§ **DIRECTIONS FOR THIS TASK**
Write the material out again exactly.

:: RECORDS SHOWN ::

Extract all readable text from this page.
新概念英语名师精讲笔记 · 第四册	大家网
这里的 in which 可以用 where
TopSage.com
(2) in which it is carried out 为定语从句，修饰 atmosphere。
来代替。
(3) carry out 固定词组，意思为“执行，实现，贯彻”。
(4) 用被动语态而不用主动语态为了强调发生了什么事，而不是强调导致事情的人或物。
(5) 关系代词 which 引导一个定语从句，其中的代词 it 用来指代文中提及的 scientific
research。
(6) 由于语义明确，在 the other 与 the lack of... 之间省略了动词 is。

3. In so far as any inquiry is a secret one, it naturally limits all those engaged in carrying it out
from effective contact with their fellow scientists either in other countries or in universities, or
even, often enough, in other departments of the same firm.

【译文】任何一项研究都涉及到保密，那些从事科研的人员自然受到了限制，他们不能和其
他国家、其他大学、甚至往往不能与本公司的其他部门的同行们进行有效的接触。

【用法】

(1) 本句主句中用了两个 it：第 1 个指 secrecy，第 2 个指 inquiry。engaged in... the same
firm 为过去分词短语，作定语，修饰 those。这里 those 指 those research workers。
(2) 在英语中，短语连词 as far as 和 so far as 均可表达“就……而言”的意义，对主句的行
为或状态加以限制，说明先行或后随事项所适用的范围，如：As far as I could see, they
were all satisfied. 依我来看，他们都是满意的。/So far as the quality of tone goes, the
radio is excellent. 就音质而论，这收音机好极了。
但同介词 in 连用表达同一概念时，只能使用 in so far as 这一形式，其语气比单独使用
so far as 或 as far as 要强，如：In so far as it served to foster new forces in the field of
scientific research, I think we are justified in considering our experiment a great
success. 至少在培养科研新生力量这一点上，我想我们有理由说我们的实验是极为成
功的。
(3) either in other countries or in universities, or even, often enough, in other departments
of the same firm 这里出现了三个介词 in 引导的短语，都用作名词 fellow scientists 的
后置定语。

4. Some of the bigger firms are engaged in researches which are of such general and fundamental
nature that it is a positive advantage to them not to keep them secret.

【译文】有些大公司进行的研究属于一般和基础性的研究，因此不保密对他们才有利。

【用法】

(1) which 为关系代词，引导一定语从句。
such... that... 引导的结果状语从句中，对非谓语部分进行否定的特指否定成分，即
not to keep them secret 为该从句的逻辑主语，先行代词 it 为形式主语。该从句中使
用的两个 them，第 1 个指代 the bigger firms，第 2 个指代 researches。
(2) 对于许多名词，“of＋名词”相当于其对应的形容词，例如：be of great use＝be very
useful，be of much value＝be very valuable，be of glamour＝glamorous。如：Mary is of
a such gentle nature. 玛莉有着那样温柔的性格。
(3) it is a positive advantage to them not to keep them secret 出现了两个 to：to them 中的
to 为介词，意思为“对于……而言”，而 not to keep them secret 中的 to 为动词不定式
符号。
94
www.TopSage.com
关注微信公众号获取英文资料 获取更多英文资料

:::

§ **CORRECT OUTPUT**
Extract all readable text from this page.
新概念英语名师精讲笔记 · 第四册	大家网
这里的 in which 可以用 where
TopSage.com
(2) in which it is carried out 为定语从句，修饰 atmosphere。
来代替。
(3) carry out 固定词组，意思为“执行，实现，贯彻”。
(4) 用被动语态而不用主动语态为了强调发生了什么事，而不是强调导致事情的人或物。
(5) 关系代词 which 引导一个定语从句，其中的代词 it 用来指代文中提及的 scientific
research。
(6) 由于语义明确，在 the other 与 the lack of... 之间省略了动词 is。

3. In so far as any inquiry is a secret one, it naturally limits all those engaged in carrying it out
from effective contact with their fellow scientists either in other countries or in universities, or
even, often enough, in other departments of the same firm.

【译文】任何一项研究都涉及到保密，那些从事科研的人员自然受到了限制，他们不能和其
他国家、其他大学、甚至往往不能与本公司的其他部门的同行们进行有效的接触。

【用法】

(1) 本句主句中用了两个 it：第 1 个指 secrecy，第 2 个指 inquiry。engaged in... the same
firm 为过去分词短语，作定语，修饰 those。这里 those 指 those research workers。
(2) 在英语中，短语连词 as far as 和 so far as 均可表达“就……而言”的意义，对主句的行
为或状态加以限制，说明先行或后随事项所适用的范围，如：As far as I could see, they
were all satisfied. 依我来看，他们都是满意的。/So far as the quality of tone goes, the
radio is excellent. 就音质而论，这收音机好极了。
但同介词 in 连用表达同一概念时，只能使用 in so far as 这一形式，其语气比单独使用
so far as 或 as far as 要强，如：In so far as it served to foster new forces in the field of
scientific research, I think we are justified in considering our experiment a great
success. 至少在培养科研新生力量这一点上，我想我们有理由说我们的实验是极为成
功的。
(3) either in other countries or in universities, or even, often enough, in other departments
of the same firm 这里出现了三个介词 in 引导的短语，都用作名词 fellow scientists 的
后置定语。

4. Some of the bigger firms are engaged in researches which are of such general and fundamental
nature that it is a positive advantage to them not to keep them secret.

【译文】有些大公司进行的研究属于一般和基础性的研究，因此不保密对他们才有利。

【用法】

(1) which 为关系代词，引导一定语从句。
such... that... 引导的结果状语从句中，对非谓语部分进行否定的特指否定成分，即
not to keep them secret 为该从句的逻辑主语，先行代词 it 为形式主语。该从句中使
用的两个 them，第 1 个指代 the bigger firms，第 2 个指代 researches。
(2) 对于许多名词，“of＋名词”相当于其对应的形容词，例如：be of great use＝be very
useful，be of much value＝be very valuable，be of glamour＝glamorous。如：Mary is of
a such gentle nature. 玛莉有着那样温柔的性格。
(3) it is a positive advantage to them not to keep them secret 出现了两个 to：to them 中的
to 为介词，意思为“对于……而言”，而 not to keep them secret 中的 to 为动词不定式
符号。
94
www.TopSage.com
关注微信公众号获取英文资料 获取更多英文资料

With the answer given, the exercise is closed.